**AIM:** The data must be returned in full and exactly as given.

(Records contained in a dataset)

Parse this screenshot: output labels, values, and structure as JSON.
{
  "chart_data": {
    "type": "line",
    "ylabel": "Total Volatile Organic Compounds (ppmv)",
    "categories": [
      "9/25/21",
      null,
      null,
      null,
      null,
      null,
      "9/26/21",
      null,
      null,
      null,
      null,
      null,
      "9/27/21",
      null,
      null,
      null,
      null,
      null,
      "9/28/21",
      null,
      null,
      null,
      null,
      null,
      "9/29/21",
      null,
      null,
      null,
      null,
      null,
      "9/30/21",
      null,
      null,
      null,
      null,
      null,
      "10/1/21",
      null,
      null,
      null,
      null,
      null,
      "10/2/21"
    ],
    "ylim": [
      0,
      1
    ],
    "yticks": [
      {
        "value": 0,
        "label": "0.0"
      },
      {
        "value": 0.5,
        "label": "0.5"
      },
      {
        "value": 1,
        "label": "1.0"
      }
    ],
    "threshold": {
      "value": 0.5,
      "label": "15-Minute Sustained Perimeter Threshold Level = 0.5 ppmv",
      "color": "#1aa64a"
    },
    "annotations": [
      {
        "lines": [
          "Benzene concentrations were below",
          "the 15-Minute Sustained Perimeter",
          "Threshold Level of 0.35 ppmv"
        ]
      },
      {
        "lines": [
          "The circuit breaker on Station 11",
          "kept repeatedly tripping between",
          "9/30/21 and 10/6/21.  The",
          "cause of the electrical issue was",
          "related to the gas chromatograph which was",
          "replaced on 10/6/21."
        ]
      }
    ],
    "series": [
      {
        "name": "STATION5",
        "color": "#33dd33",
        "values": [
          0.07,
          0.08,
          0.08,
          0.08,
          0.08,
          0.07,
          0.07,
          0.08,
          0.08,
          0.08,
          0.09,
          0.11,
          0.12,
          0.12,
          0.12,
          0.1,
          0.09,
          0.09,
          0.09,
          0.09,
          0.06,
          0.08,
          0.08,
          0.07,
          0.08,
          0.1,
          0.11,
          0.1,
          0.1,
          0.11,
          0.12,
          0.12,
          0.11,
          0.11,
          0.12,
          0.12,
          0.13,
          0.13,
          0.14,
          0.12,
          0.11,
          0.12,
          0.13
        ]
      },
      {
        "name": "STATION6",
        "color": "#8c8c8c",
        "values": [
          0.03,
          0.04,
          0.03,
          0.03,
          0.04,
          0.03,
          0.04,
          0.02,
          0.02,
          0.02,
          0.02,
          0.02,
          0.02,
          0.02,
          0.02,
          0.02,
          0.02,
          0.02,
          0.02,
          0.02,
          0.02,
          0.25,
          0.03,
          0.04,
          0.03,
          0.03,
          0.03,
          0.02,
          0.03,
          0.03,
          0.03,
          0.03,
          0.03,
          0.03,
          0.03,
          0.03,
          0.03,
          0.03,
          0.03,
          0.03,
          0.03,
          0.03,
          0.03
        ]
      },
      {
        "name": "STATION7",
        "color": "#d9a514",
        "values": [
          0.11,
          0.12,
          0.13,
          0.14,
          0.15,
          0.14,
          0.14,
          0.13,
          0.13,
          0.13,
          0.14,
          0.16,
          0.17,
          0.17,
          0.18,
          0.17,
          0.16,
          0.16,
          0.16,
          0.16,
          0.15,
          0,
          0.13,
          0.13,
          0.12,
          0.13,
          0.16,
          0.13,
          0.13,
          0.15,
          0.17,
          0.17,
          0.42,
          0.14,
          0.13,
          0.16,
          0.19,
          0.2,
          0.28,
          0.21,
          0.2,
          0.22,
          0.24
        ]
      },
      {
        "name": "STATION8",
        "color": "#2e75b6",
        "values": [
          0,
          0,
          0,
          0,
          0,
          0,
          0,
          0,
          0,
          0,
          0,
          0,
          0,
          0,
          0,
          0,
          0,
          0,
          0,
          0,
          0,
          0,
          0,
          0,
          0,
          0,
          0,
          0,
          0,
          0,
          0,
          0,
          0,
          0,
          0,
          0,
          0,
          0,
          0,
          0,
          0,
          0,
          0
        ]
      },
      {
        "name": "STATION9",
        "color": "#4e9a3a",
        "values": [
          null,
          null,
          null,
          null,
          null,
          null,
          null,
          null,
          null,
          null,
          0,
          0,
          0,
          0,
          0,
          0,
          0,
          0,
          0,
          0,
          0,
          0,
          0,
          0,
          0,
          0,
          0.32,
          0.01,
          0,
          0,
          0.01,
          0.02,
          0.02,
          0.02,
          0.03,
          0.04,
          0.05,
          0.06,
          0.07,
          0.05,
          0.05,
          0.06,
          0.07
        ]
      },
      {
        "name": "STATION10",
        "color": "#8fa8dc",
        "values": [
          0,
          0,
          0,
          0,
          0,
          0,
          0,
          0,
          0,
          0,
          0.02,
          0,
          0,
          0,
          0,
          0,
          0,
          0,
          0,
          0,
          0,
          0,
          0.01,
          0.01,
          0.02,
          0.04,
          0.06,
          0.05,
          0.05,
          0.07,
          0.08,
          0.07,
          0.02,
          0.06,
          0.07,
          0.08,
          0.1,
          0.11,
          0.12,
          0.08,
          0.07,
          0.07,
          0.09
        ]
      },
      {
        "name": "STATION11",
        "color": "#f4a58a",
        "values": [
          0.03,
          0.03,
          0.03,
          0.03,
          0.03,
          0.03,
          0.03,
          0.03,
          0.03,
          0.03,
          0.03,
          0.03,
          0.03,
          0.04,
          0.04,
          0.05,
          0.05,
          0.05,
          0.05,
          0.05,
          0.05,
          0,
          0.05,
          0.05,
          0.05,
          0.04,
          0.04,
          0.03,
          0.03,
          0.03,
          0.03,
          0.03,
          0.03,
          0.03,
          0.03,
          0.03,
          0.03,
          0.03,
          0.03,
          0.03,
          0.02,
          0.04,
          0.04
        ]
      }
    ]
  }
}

**TASK ANSWER:**
Parse this screenshot: output labels, values, and structure as JSON.
{
  "chart_data": {
    "type": "line",
    "ylabel": "Total Volatile Organic Compounds (ppmv)",
    "categories": [
      "9/25/21",
      null,
      null,
      null,
      null,
      null,
      "9/26/21",
      null,
      null,
      null,
      null,
      null,
      "9/27/21",
      null,
      null,
      null,
      null,
      null,
      "9/28/21",
      null,
      null,
      null,
      null,
      null,
      "9/29/21",
      null,
      null,
      null,
      null,
      null,
      "9/30/21",
      null,
      null,
      null,
      null,
      null,
      "10/1/21",
      null,
      null,
      null,
      null,
      null,
      "10/2/21"
    ],
    "ylim": [
      0,
      1
    ],
    "yticks": [
      {
        "value": 0,
        "label": "0.0"
      },
      {
        "value": 0.5,
        "label": "0.5"
      },
      {
        "value": 1,
        "label": "1.0"
      }
    ],
    "threshold": {
      "value": 0.5,
      "label": "15-Minute Sustained Perimeter Threshold Level = 0.5 ppmv",
      "color": "#1aa64a"
    },
    "annotations": [
      {
        "lines": [
          "Benzene concentrations were below",
          "the 15-Minute Sustained Perimeter",
          "Threshold Level of 0.35 ppmv"
        ]
      },
      {
        "lines": [
          "The circuit breaker on Station 11",
          "kept repeatedly tripping between",
          "9/30/21 and 10/6/21.  The",
          "cause of the electrical issue was",
          "related to the gas chromatograph which was",
          "replaced on 10/6/21."
        ]
      }
    ],
    "series": [
      {
        "name": "STATION5",
        "color": "#33dd33",
        "values": [
          0.07,
          0.08,
          0.08,
          0.08,
          0.08,
          0.07,
          0.07,
          0.08,
          0.08,
          0.08,
          0.09,
          0.11,
          0.12,
          0.12,
          0.12,
          0.1,
          0.09,
          0.09,
          0.09,
          0.09,
          0.06,
          0.08,
          0.08,
          0.07,
          0.08,
          0.1,
          0.11,
          0.1,
          0.1,
          0.11,
          0.12,
          0.12,
          0.11,
          0.11,
          0.12,
          0.12,
          0.13,
          0.13,
          0.14,
          0.12,
          0.11,
          0.12,
          0.13
        ]
      },
      {
        "name": "STATION6",
        "color": "#8c8c8c",
        "values": [
          0.03,
          0.04,
          0.03,
          0.03,
          0.04,
          0.03,
          0.04,
          0.02,
          0.02,
          0.02,
          0.02,
          0.02,
          0.02,
          0.02,
          0.02,
          0.02,
          0.02,
          0.02,
          0.02,
          0.02,
          0.02,
          0.25,
          0.03,
          0.04,
          0.03,
          0.03,
          0.03,
          0.02,
          0.03,
          0.03,
          0.03,
          0.03,
          0.03,
          0.03,
          0.03,
          0.03,
          0.03,
          0.03,
          0.03,
          0.03,
          0.03,
          0.03,
          0.03
        ]
      },
      {
        "name": "STATION7",
        "color": "#d9a514",
        "values": [
          0.11,
          0.12,
          0.13,
          0.14,
          0.15,
          0.14,
          0.14,
          0.13,
          0.13,
          0.13,
          0.14,
          0.16,
          0.17,
          0.17,
          0.18,
          0.17,
          0.16,
          0.16,
          0.16,
          0.16,
          0.15,
          0,
          0.13,
          0.13,
          0.12,
          0.13,
          0.16,
          0.13,
          0.13,
          0.15,
          0.17,
          0.17,
          0.42,
          0.14,
          0.13,
          0.16,
          0.19,
          0.2,
          0.28,
          0.21,
          0.2,
          0.22,
          0.24
        ]
      },
      {
        "name": "STATION8",
        "color": "#2e75b6",
        "values": [
          0,
          0,
          0,
          0,
          0,
          0,
          0,
          0,
          0,
          0,
          0,
          0,
          0,
          0,
          0,
          0,
          0,
          0,
          0,
          0,
          0,
          0,
          0,
          0,
          0,
          0,
          0,
          0,
          0,
          0,
          0,
          0,
          0,
          0,
          0,
          0,
          0,
          0,
          0,
          0,
          0,
          0,
          0
        ]
      },
      {
        "name": "STATION9",
        "color": "#4e9a3a",
        "values": [
          null,
          null,
          null,
          null,
          null,
          null,
          null,
          null,
          null,
          null,
          0,
          0,
          0,
          0,
          0,
          0,
          0,
          0,
          0,
          0,
          0,
          0,
          0,
          0,
          0,
          0,
          0.32,
          0.01,
          0,
          0,
          0.01,
          0.02,
          0.02,
          0.02,
          0.03,
          0.04,
          0.05,
          0.06,
          0.07,
          0.05,
          0.05,
          0.06,
          0.07
        ]
      },
      {
        "name": "STATION10",
        "color": "#8fa8dc",
        "values": [
          0,
          0,
          0,
          0,
          0,
          0,
          0,
          0,
          0,
          0,
          0.02,
          0,
          0,
          0,
          0,
          0,
          0,
          0,
          0,
          0,
          0,
          0,
          0.01,
          0.01,
          0.02,
          0.04,
          0.06,
          0.05,
          0.05,
          0.07,
          0.08,
          0.07,
          0.02,
          0.06,
          0.07,
          0.08,
          0.1,
          0.11,
          0.12,
          0.08,
          0.07,
          0.07,
          0.09
        ]
      },
      {
        "name": "STATION11",
        "color": "#f4a58a",
        "values": [
          0.03,
          0.03,
          0.03,
          0.03,
          0.03,
          0.03,
          0.03,
          0.03,
          0.03,
          0.03,
          0.03,
          0.03,
          0.03,
          0.04,
          0.04,
          0.05,
          0.05,
          0.05,
          0.05,
          0.05,
          0.05,
          0,
          0.05,
          0.05,
          0.05,
          0.04,
          0.04,
          0.03,
          0.03,
          0.03,
          0.03,
          0.03,
          0.03,
          0.03,
          0.03,
          0.03,
          0.03,
          0.03,
          0.03,
          0.03,
          0.02,
          0.04,
          0.04
        ]
      }
    ]
  }
}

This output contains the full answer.